__Required task__:
Return every record exactly as written.

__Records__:

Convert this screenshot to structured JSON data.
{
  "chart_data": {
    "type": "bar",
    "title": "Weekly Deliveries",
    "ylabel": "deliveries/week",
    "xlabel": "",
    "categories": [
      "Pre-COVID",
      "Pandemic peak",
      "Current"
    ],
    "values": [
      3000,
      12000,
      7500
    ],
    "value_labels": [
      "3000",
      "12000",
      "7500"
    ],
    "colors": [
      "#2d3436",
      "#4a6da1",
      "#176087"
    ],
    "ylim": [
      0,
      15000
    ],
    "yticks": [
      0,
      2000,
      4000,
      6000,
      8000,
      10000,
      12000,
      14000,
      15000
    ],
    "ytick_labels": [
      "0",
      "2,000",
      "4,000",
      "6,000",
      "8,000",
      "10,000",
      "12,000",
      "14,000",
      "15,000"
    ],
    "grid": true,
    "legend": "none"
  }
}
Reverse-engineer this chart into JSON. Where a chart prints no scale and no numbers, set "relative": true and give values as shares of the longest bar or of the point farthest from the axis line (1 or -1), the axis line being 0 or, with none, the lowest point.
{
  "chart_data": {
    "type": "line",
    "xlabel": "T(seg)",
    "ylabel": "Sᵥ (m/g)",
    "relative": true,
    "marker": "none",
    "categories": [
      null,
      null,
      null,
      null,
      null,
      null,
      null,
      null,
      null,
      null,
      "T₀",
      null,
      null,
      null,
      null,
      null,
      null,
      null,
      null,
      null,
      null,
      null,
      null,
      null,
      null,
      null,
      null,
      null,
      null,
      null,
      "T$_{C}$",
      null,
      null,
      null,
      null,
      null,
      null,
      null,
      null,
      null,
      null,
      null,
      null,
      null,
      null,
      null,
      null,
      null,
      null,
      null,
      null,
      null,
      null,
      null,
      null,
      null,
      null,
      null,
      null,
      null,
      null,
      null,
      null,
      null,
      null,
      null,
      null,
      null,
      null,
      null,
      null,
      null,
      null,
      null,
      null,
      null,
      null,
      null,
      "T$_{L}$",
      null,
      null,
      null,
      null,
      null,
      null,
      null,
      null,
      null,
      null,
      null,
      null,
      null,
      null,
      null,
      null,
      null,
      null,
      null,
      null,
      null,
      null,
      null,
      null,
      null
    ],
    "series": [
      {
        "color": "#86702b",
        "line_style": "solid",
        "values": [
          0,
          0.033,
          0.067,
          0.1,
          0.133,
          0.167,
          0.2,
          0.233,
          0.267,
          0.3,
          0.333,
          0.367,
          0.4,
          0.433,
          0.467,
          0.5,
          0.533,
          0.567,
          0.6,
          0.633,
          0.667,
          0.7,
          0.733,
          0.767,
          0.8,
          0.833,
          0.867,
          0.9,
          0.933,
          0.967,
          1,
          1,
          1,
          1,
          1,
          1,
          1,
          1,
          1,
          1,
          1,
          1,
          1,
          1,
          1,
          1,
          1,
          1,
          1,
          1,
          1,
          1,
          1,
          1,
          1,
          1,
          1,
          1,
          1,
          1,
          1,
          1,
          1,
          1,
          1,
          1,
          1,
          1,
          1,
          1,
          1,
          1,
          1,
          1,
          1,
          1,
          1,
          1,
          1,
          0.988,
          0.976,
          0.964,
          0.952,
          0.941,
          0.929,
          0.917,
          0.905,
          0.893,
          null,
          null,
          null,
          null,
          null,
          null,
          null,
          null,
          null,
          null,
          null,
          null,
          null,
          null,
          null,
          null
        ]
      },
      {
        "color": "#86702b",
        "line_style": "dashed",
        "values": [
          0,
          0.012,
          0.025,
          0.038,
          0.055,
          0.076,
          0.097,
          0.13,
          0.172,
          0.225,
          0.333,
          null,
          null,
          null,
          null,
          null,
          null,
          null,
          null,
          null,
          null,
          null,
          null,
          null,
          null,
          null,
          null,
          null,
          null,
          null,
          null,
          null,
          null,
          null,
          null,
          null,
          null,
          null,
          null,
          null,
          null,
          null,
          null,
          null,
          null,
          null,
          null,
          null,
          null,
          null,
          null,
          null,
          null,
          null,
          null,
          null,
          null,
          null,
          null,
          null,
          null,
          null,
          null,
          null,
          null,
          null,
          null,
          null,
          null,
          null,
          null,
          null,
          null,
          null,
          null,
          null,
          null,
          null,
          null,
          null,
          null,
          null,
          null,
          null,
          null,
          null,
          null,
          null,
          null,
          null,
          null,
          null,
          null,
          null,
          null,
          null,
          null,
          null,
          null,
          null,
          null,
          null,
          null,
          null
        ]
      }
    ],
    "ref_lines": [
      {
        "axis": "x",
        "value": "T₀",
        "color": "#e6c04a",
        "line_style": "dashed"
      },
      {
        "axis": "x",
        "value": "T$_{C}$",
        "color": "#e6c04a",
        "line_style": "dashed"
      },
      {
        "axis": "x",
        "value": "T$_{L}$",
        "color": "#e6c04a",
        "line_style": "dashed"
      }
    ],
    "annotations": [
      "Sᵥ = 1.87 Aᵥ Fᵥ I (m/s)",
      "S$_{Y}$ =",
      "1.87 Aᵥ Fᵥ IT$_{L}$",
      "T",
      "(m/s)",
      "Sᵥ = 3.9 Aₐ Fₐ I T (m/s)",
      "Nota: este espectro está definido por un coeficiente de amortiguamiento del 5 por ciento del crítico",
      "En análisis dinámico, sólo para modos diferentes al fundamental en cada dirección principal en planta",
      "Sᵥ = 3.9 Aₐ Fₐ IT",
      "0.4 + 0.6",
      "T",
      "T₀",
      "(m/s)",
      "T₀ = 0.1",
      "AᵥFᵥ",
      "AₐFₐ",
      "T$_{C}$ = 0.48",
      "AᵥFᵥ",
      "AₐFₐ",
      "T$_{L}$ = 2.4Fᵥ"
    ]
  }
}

__Written solution__:
Convert this screenshot to structured JSON data.
{
  "chart_data": {
    "type": "bar",
    "title": "Weekly Deliveries",
    "ylabel": "deliveries/week",
    "xlabel": "",
    "categories": [
      "Pre-COVID",
      "Pandemic peak",
      "Current"
    ],
    "values": [
      3000,
      12000,
      7500
    ],
    "value_labels": [
      "3000",
      "12000",
      "7500"
    ],
    "colors": [
      "#2d3436",
      "#4a6da1",
      "#176087"
    ],
    "ylim": [
      0,
      15000
    ],
    "yticks": [
      0,
      2000,
      4000,
      6000,
      8000,
      10000,
      12000,
      14000,
      15000
    ],
    "ytick_labels": [
      "0",
      "2,000",
      "4,000",
      "6,000",
      "8,000",
      "10,000",
      "12,000",
      "14,000",
      "15,000"
    ],
    "grid": true,
    "legend": "none"
  }
}
Reverse-engineer this chart into JSON. Where a chart prints no scale and no numbers, set "relative": true and give values as shares of the longest bar or of the point farthest from the axis line (1 or -1), the axis line being 0 or, with none, the lowest point.
{
  "chart_data": {
    "type": "line",
    "xlabel": "T(seg)",
    "ylabel": "Sᵥ (m/g)",
    "relative": true,
    "marker": "none",
    "categories": [
      null,
      null,
      null,
      null,
      null,
      null,
      null,
      null,
      null,
      null,
      "T₀",
      null,
      null,
      null,
      null,
      null,
      null,
      null,
      null,
      null,
      null,
      null,
      null,
      null,
      null,
      null,
      null,
      null,
      null,
      null,
      "T$_{C}$",
      null,
      null,
      null,
      null,
      null,
      null,
      null,
      null,
      null,
      null,
      null,
      null,
      null,
      null,
      null,
      null,
      null,
      null,
      null,
      null,
      null,
      null,
      null,
      null,
      null,
      null,
      null,
      null,
      null,
      null,
      null,
      null,
      null,
      null,
      null,
      null,
      null,
      null,
      null,
      null,
      null,
      null,
      null,
      null,
      null,
      null,
      null,
      "T$_{L}$",
      null,
      null,
      null,
      null,
      null,
      null,
      null,
      null,
      null,
      null,
      null,
      null,
      null,
      null,
      null,
      null,
      null,
      null,
      null,
      null,
      null,
      null,
      null,
      null,
      null
    ],
    "series": [
      {
        "color": "#86702b",
        "line_style": "solid",
        "values": [
          0,
          0.033,
          0.067,
          0.1,
          0.133,
          0.167,
          0.2,
          0.233,
          0.267,
          0.3,
          0.333,
          0.367,
          0.4,
          0.433,
          0.467,
          0.5,
          0.533,
          0.567,
          0.6,
          0.633,
          0.667,
          0.7,
          0.733,
          0.767,
          0.8,
          0.833,
          0.867,
          0.9,
          0.933,
          0.967,
          1,
          1,
          1,
          1,
          1,
          1,
          1,
          1,
          1,
          1,
          1,
          1,
          1,
          1,
          1,
          1,
          1,
          1,
          1,
          1,
          1,
          1,
          1,
          1,
          1,
          1,
          1,
          1,
          1,
          1,
          1,
          1,
          1,
          1,
          1,
          1,
          1,
          1,
          1,
          1,
          1,
          1,
          1,
          1,
          1,
          1,
          1,
          1,
          1,
          0.988,
          0.976,
          0.964,
          0.952,
          0.941,
          0.929,
          0.917,
          0.905,
          0.893,
          null,
          null,
          null,
          null,
          null,
          null,
          null,
          null,
          null,
          null,
          null,
          null,
          null,
          null,
          null,
          null
        ]
      },
      {
        "color": "#86702b",
        "line_style": "dashed",
        "values": [
          0,
          0.012,
          0.025,
          0.038,
          0.055,
          0.076,
          0.097,
          0.13,
          0.172,
          0.225,
          0.333,
          null,
          null,
          null,
          null,
          null,
          null,
          null,
          null,
          null,
          null,
          null,
          null,
          null,
          null,
          null,
          null,
          null,
          null,
          null,
          null,
          null,
          null,
          null,
          null,
          null,
          null,
          null,
          null,
          null,
          null,
          null,
          null,
          null,
          null,
          null,
          null,
          null,
          null,
          null,
          null,
          null,
          null,
          null,
          null,
          null,
          null,
          null,
          null,
          null,
          null,
          null,
          null,
          null,
          null,
          null,
          null,
          null,
          null,
          null,
          null,
          null,
          null,
          null,
          null,
          null,
          null,
          null,
          null,
          null,
          null,
          null,
          null,
          null,
          null,
          null,
          null,
          null,
          null,
          null,
          null,
          null,
          null,
          null,
          null,
          null,
          null,
          null,
          null,
          null,
          null,
          null,
          null,
          null
        ]
      }
    ],
    "ref_lines": [
      {
        "axis": "x",
        "value": "T₀",
        "color": "#e6c04a",
        "line_style": "dashed"
      },
      {
        "axis": "x",
        "value": "T$_{C}$",
        "color": "#e6c04a",
        "line_style": "dashed"
      },
      {
        "axis": "x",
        "value": "T$_{L}$",
        "color": "#e6c04a",
        "line_style": "dashed"
      }
    ],
    "annotations": [
      "Sᵥ = 1.87 Aᵥ Fᵥ I (m/s)",
      "S$_{Y}$ =",
      "1.87 Aᵥ Fᵥ IT$_{L}$",
      "T",
      "(m/s)",
      "Sᵥ = 3.9 Aₐ Fₐ I T (m/s)",
      "Nota: este espectro está definido por un coeficiente de amortiguamiento del 5 por ciento del crítico",
      "En análisis dinámico, sólo para modos diferentes al fundamental en cada dirección principal en planta",
      "Sᵥ = 3.9 Aₐ Fₐ IT",
      "0.4 + 0.6",
      "T",
      "T₀",
      "(m/s)",
      "T₀ = 0.1",
      "AᵥFᵥ",
      "AₐFₐ",
      "T$_{C}$ = 0.48",
      "AᵥFᵥ",
      "AₐFₐ",
      "T$_{L}$ = 2.4Fᵥ"
    ]
  }
}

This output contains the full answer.